··· RECORD EXTRACTS

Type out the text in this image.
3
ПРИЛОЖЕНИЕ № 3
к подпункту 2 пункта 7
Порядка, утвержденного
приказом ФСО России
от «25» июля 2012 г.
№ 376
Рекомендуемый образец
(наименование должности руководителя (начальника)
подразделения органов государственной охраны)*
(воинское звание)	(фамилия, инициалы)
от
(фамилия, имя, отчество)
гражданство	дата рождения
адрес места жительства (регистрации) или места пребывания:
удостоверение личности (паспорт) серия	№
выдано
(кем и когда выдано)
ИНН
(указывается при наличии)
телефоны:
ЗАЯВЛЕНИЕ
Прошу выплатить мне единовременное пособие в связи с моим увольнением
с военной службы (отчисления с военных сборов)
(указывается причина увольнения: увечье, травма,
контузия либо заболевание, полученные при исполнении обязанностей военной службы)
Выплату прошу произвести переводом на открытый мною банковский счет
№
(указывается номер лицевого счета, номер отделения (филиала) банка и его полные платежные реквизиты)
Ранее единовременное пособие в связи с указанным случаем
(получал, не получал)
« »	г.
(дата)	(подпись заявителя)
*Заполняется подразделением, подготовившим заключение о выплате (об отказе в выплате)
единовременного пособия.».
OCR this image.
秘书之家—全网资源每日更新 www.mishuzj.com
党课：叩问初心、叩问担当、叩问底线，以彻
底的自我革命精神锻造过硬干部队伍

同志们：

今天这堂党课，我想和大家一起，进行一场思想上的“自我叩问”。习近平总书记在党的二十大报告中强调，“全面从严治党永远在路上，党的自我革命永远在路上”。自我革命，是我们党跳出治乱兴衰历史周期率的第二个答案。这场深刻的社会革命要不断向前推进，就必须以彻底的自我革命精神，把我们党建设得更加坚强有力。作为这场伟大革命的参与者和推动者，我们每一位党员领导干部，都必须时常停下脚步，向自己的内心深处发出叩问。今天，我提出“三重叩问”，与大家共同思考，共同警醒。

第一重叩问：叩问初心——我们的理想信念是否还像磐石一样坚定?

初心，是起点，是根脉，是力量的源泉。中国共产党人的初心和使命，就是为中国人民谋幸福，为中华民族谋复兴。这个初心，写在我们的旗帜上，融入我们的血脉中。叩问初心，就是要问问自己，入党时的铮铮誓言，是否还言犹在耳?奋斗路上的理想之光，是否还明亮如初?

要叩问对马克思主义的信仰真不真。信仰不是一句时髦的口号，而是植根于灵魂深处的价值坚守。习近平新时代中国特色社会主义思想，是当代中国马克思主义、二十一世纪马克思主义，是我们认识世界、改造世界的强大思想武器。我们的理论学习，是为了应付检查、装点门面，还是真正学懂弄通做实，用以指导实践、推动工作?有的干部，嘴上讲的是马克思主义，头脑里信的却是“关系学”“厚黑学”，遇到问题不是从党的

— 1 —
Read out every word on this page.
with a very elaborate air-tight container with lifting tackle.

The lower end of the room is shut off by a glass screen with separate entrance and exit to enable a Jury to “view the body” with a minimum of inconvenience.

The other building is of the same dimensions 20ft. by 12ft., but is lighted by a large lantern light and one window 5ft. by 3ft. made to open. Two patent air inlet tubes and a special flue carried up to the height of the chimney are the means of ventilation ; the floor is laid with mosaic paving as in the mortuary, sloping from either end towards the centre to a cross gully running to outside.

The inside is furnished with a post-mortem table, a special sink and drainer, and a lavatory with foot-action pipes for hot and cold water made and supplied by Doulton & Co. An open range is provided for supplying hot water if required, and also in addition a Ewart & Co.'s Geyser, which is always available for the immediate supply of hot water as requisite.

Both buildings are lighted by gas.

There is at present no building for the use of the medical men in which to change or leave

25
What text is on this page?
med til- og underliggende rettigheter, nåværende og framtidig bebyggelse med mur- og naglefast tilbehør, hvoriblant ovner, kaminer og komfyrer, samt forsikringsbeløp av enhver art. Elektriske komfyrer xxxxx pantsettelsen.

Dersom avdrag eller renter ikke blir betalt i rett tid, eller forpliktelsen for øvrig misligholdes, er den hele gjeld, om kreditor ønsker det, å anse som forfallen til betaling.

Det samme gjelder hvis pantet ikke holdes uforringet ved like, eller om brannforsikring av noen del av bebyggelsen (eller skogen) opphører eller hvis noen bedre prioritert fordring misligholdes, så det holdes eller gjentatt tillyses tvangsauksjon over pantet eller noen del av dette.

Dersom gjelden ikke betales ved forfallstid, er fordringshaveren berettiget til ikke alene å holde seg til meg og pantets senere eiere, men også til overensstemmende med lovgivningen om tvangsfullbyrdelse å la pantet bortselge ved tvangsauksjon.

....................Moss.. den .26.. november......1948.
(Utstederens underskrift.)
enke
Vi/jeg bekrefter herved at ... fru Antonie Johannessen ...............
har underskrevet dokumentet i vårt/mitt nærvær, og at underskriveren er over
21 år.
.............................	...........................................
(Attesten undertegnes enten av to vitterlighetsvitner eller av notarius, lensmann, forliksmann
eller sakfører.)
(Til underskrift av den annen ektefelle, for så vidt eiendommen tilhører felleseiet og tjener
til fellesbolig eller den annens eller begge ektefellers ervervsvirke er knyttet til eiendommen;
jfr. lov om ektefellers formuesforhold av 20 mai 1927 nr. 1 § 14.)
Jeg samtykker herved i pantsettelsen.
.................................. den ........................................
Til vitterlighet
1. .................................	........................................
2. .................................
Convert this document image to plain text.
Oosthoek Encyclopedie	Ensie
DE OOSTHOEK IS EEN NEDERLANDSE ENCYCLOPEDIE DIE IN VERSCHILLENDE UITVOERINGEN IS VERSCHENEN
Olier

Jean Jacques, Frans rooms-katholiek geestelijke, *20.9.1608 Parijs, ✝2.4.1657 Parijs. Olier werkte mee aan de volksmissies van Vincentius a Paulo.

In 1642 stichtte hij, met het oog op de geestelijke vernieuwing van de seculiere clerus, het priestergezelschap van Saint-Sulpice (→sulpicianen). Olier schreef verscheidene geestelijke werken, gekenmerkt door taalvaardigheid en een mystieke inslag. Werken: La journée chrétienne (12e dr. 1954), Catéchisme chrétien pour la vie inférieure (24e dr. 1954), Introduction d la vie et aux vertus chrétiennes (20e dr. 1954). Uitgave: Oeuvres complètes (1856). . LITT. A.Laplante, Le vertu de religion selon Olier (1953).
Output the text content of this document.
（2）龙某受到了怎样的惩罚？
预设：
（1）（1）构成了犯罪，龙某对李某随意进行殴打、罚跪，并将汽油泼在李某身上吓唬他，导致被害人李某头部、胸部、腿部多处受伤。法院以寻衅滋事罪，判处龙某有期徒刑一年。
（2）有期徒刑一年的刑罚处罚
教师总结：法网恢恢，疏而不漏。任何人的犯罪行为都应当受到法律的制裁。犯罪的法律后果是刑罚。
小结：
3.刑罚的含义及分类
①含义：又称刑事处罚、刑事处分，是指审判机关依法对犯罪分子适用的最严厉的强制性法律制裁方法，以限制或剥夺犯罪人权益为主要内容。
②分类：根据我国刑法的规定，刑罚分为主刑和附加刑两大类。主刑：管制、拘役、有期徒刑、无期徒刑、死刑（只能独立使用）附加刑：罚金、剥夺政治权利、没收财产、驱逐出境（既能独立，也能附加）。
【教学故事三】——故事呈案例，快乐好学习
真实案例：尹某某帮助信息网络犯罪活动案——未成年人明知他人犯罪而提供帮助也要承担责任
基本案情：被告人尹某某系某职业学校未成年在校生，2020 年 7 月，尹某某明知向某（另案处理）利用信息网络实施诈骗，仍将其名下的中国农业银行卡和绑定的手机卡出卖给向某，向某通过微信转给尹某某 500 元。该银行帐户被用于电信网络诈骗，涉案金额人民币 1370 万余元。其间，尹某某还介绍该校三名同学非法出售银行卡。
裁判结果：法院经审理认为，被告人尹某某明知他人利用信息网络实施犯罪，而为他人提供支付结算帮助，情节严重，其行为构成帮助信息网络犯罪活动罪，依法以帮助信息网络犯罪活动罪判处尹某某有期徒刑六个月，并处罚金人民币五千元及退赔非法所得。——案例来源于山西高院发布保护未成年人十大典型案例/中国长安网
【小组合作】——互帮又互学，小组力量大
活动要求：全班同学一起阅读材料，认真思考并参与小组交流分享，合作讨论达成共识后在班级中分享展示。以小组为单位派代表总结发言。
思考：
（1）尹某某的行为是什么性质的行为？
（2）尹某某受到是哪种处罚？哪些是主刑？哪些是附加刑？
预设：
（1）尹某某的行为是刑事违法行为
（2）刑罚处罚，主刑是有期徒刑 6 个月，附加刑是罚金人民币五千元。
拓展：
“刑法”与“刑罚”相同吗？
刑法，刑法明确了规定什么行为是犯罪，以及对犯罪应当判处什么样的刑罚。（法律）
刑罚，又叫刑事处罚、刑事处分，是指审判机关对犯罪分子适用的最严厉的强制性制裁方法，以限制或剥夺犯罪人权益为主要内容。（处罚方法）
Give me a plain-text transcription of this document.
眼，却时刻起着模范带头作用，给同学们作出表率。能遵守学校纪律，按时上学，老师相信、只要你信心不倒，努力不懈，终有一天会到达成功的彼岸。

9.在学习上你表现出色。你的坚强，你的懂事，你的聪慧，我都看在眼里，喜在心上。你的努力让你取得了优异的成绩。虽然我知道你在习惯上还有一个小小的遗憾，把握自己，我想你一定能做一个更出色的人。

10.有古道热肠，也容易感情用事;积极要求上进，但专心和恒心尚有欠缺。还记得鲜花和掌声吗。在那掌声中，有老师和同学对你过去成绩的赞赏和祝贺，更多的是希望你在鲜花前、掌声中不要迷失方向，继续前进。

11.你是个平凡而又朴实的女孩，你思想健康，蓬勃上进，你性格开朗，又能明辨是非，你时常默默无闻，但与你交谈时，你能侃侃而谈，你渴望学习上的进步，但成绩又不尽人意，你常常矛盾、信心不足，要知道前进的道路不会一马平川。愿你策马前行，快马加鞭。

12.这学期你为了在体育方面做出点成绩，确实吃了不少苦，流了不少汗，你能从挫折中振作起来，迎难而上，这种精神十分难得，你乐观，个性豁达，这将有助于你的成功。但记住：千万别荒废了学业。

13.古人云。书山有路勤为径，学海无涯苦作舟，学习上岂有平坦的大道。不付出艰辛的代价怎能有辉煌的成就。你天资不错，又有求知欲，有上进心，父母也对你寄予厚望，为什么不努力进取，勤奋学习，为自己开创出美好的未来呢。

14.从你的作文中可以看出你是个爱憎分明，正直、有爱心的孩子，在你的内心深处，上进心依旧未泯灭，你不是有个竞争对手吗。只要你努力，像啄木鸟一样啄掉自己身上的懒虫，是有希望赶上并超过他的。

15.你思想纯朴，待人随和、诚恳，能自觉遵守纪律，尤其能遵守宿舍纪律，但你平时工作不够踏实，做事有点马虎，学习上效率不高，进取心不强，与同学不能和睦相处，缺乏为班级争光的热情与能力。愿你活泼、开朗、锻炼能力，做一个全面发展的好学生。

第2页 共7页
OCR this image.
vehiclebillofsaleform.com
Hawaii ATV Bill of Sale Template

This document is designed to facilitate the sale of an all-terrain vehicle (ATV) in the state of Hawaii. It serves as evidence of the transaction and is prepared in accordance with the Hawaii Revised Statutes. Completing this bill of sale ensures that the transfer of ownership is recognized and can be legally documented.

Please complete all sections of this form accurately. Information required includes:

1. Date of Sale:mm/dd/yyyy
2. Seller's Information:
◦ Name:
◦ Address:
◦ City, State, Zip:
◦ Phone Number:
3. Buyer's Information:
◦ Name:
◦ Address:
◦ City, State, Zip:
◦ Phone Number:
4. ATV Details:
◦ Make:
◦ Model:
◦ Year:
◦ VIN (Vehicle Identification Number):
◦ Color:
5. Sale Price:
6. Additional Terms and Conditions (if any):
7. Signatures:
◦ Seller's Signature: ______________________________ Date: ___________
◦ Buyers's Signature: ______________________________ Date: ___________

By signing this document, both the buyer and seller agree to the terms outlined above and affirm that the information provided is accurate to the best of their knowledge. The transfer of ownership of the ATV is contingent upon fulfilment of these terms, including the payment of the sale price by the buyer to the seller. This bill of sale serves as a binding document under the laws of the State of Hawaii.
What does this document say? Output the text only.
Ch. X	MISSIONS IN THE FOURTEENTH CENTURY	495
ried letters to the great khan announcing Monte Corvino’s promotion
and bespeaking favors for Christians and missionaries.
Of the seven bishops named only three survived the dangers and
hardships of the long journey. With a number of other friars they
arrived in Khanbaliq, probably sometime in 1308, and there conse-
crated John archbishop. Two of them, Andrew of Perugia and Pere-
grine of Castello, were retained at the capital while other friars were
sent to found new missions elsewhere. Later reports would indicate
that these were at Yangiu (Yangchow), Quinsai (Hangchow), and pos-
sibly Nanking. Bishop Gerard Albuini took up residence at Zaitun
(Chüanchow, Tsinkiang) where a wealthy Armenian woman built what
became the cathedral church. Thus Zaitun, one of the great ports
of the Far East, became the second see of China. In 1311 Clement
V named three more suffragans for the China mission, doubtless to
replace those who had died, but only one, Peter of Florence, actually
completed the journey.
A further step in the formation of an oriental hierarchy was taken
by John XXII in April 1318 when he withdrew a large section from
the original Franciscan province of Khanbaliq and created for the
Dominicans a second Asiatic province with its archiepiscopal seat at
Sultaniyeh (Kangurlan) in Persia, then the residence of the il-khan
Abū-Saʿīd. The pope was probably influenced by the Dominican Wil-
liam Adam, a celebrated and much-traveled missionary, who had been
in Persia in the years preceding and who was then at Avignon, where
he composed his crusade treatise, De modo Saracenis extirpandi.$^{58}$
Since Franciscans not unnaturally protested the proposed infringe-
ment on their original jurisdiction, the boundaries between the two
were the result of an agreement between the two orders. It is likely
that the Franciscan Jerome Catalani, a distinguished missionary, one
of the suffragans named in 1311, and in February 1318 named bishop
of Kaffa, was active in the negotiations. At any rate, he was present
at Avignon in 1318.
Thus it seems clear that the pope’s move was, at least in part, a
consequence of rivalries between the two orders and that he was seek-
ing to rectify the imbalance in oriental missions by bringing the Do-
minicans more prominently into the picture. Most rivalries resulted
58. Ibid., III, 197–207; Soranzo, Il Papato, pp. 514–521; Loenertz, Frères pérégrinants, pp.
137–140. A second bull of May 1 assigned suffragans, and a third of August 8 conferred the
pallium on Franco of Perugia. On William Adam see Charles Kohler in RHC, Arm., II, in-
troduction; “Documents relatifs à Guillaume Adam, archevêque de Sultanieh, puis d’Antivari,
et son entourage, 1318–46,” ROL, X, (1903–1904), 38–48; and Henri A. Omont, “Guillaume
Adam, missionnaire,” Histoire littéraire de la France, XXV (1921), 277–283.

······

> **WORK TO BE COMPLETED**: A single figure is required: the number of lines above in which the word "Khanbaliq" occurs.

> **ANSWER TO THIS PROBLEM**: 2